Stored data:
........

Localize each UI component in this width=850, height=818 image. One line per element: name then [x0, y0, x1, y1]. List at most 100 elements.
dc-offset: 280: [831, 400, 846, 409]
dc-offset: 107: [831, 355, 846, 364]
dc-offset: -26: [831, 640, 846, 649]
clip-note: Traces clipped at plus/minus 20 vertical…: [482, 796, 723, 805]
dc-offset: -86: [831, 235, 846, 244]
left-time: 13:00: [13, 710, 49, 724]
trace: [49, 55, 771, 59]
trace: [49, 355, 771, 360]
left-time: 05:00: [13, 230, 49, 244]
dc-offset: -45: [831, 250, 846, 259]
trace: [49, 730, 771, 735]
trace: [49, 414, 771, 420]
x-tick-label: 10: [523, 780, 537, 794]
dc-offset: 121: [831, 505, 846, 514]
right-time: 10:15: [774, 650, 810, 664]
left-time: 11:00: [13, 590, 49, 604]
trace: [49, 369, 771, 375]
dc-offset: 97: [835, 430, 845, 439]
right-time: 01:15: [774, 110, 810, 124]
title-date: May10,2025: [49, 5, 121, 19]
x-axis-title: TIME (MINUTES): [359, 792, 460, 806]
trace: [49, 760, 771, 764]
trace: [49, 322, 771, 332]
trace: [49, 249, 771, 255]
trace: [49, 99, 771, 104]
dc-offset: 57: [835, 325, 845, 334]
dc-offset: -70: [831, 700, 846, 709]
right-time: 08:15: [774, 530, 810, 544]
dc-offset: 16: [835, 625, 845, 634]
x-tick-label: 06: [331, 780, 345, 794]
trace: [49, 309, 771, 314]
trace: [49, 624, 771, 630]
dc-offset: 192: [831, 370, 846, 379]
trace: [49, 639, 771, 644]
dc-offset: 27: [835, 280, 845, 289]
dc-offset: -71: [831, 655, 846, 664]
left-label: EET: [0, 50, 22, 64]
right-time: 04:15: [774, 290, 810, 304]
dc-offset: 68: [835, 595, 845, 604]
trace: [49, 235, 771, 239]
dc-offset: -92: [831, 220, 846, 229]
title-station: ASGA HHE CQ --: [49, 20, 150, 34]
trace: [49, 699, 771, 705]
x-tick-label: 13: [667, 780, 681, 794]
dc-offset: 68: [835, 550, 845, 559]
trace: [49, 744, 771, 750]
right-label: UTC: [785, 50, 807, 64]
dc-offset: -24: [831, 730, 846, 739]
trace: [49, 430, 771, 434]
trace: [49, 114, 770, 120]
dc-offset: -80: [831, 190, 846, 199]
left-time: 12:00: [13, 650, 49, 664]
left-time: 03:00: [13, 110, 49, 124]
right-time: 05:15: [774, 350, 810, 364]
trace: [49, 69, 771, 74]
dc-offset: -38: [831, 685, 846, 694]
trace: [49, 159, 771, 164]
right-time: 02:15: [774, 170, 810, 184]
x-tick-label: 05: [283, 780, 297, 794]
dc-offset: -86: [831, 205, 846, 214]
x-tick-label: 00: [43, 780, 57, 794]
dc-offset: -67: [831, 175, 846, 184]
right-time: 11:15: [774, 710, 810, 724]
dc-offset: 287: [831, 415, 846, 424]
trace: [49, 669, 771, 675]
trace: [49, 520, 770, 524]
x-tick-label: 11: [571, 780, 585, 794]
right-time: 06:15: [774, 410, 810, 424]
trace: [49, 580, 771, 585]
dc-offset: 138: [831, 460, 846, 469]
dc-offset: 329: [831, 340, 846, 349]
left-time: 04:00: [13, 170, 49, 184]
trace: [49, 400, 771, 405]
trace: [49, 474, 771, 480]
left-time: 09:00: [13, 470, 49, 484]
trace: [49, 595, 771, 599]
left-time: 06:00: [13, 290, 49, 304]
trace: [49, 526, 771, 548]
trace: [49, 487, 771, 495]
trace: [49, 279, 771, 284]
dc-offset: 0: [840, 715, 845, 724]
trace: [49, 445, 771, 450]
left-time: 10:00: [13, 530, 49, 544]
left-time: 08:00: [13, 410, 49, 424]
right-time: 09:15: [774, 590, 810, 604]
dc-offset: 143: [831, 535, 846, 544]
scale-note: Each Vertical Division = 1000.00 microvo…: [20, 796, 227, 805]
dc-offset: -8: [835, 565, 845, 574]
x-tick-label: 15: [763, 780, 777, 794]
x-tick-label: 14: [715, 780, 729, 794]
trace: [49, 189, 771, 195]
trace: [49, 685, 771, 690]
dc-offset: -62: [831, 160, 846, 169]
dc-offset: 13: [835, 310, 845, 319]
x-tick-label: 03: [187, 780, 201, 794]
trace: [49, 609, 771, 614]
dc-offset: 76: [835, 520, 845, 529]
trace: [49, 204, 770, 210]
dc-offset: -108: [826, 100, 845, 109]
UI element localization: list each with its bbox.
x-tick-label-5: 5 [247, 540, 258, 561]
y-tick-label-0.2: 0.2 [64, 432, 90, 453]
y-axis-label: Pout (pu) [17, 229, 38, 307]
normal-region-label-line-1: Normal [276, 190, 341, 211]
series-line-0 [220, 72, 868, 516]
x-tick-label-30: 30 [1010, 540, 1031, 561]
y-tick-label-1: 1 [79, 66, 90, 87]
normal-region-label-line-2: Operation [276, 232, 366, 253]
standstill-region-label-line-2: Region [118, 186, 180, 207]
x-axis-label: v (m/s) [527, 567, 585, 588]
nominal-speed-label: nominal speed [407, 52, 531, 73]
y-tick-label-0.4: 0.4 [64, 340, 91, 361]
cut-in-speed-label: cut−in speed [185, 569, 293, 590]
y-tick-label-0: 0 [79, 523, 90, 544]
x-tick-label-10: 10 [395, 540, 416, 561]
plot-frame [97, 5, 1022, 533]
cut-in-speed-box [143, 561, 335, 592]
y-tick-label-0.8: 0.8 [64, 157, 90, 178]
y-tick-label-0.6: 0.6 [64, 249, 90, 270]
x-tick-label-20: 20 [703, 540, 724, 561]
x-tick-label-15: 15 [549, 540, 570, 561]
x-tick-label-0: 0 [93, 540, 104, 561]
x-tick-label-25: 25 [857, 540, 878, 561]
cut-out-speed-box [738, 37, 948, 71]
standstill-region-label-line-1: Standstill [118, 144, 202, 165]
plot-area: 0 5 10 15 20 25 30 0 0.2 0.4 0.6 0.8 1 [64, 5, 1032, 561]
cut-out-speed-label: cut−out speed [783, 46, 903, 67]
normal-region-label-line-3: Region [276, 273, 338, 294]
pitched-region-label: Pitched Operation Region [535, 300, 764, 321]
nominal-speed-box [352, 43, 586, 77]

........

### The task
Write out all the stored data again, swapping every "dc-offset" for "baseline-offset" and changing nothing else.

### Complete response
Localize each UI component in this width=850, height=818 image. One line per element: name then [x0, y0, x1, y1]. List at most 100 elements.
baseline-offset: 280: [831, 400, 846, 409]
baseline-offset: 107: [831, 355, 846, 364]
baseline-offset: -26: [831, 640, 846, 649]
clip-note: Traces clipped at plus/minus 20 vertical…: [482, 796, 723, 805]
baseline-offset: -86: [831, 235, 846, 244]
left-time: 13:00: [13, 710, 49, 724]
trace: [49, 55, 771, 59]
trace: [49, 355, 771, 360]
left-time: 05:00: [13, 230, 49, 244]
baseline-offset: -45: [831, 250, 846, 259]
trace: [49, 730, 771, 735]
trace: [49, 414, 771, 420]
x-tick-label: 10: [523, 780, 537, 794]
baseline-offset: 121: [831, 505, 846, 514]
right-time: 10:15: [774, 650, 810, 664]
left-time: 11:00: [13, 590, 49, 604]
trace: [49, 369, 771, 375]
baseline-offset: 97: [835, 430, 845, 439]
right-time: 01:15: [774, 110, 810, 124]
title-date: May10,2025: [49, 5, 121, 19]
x-axis-title: TIME (MINUTES): [359, 792, 460, 806]
trace: [49, 760, 771, 764]
trace: [49, 322, 771, 332]
trace: [49, 249, 771, 255]
trace: [49, 99, 771, 104]
baseline-offset: 57: [835, 325, 845, 334]
baseline-offset: -70: [831, 700, 846, 709]
right-time: 08:15: [774, 530, 810, 544]
baseline-offset: 16: [835, 625, 845, 634]
x-tick-label: 06: [331, 780, 345, 794]
trace: [49, 309, 771, 314]
trace: [49, 624, 771, 630]
baseline-offset: 192: [831, 370, 846, 379]
trace: [49, 639, 771, 644]
baseline-offset: 27: [835, 280, 845, 289]
baseline-offset: -71: [831, 655, 846, 664]
left-label: EET: [0, 50, 22, 64]
right-time: 04:15: [774, 290, 810, 304]
baseline-offset: 68: [835, 595, 845, 604]
trace: [49, 235, 771, 239]
baseline-offset: -92: [831, 220, 846, 229]
title-station: ASGA HHE CQ --: [49, 20, 150, 34]
trace: [49, 699, 771, 705]
x-tick-label: 13: [667, 780, 681, 794]
baseline-offset: 68: [835, 550, 845, 559]
trace: [49, 744, 771, 750]
right-label: UTC: [785, 50, 807, 64]
baseline-offset: -24: [831, 730, 846, 739]
trace: [49, 430, 771, 434]
trace: [49, 114, 770, 120]
baseline-offset: -80: [831, 190, 846, 199]
left-time: 12:00: [13, 650, 49, 664]
left-time: 03:00: [13, 110, 49, 124]
right-time: 05:15: [774, 350, 810, 364]
trace: [49, 69, 771, 74]
baseline-offset: -38: [831, 685, 846, 694]
trace: [49, 159, 771, 164]
right-time: 02:15: [774, 170, 810, 184]
x-tick-label: 05: [283, 780, 297, 794]
baseline-offset: -86: [831, 205, 846, 214]
x-tick-label: 00: [43, 780, 57, 794]
baseline-offset: -67: [831, 175, 846, 184]
right-time: 11:15: [774, 710, 810, 724]
baseline-offset: 287: [831, 415, 846, 424]
trace: [49, 669, 771, 675]
trace: [49, 520, 770, 524]
x-tick-label: 11: [571, 780, 585, 794]
right-time: 06:15: [774, 410, 810, 424]
trace: [49, 580, 771, 585]
baseline-offset: 138: [831, 460, 846, 469]
baseline-offset: 329: [831, 340, 846, 349]
left-time: 04:00: [13, 170, 49, 184]
trace: [49, 400, 771, 405]
trace: [49, 474, 771, 480]
left-time: 09:00: [13, 470, 49, 484]
trace: [49, 595, 771, 599]
left-time: 06:00: [13, 290, 49, 304]
trace: [49, 526, 771, 548]
trace: [49, 487, 771, 495]
trace: [49, 279, 771, 284]
baseline-offset: 0: [840, 715, 845, 724]
trace: [49, 445, 771, 450]
left-time: 10:00: [13, 530, 49, 544]
left-time: 08:00: [13, 410, 49, 424]
right-time: 09:15: [774, 590, 810, 604]
baseline-offset: 143: [831, 535, 846, 544]
scale-note: Each Vertical Division = 1000.00 microvo…: [20, 796, 227, 805]
baseline-offset: -8: [835, 565, 845, 574]
x-tick-label: 15: [763, 780, 777, 794]
x-tick-label: 14: [715, 780, 729, 794]
trace: [49, 189, 771, 195]
trace: [49, 685, 771, 690]
baseline-offset: -62: [831, 160, 846, 169]
baseline-offset: 13: [835, 310, 845, 319]
x-tick-label: 03: [187, 780, 201, 794]
trace: [49, 609, 771, 614]
baseline-offset: 76: [835, 520, 845, 529]
trace: [49, 204, 770, 210]
baseline-offset: -108: [826, 100, 845, 109]
UI element localization: list each with its bbox.
x-tick-label-5: 5 [247, 540, 258, 561]
y-tick-label-0.2: 0.2 [64, 432, 90, 453]
y-axis-label: Pout (pu) [17, 229, 38, 307]
normal-region-label-line-1: Normal [276, 190, 341, 211]
series-line-0 [220, 72, 868, 516]
x-tick-label-30: 30 [1010, 540, 1031, 561]
y-tick-label-1: 1 [79, 66, 90, 87]
normal-region-label-line-2: Operation [276, 232, 366, 253]
standstill-region-label-line-2: Region [118, 186, 180, 207]
x-axis-label: v (m/s) [527, 567, 585, 588]
nominal-speed-label: nominal speed [407, 52, 531, 73]
y-tick-label-0.4: 0.4 [64, 340, 91, 361]
cut-in-speed-label: cut−in speed [185, 569, 293, 590]
y-tick-label-0: 0 [79, 523, 90, 544]
x-tick-label-10: 10 [395, 540, 416, 561]
plot-frame [97, 5, 1022, 533]
cut-in-speed-box [143, 561, 335, 592]
y-tick-label-0.8: 0.8 [64, 157, 90, 178]
y-tick-label-0.6: 0.6 [64, 249, 90, 270]
x-tick-label-20: 20 [703, 540, 724, 561]
x-tick-label-15: 15 [549, 540, 570, 561]
x-tick-label-0: 0 [93, 540, 104, 561]
x-tick-label-25: 25 [857, 540, 878, 561]
cut-out-speed-box [738, 37, 948, 71]
standstill-region-label-line-1: Standstill [118, 144, 202, 165]
plot-area: 0 5 10 15 20 25 30 0 0.2 0.4 0.6 0.8 1 [64, 5, 1032, 561]
cut-out-speed-label: cut−out speed [783, 46, 903, 67]
normal-region-label-line-3: Region [276, 273, 338, 294]
pitched-region-label: Pitched Operation Region [535, 300, 764, 321]
nominal-speed-box [352, 43, 586, 77]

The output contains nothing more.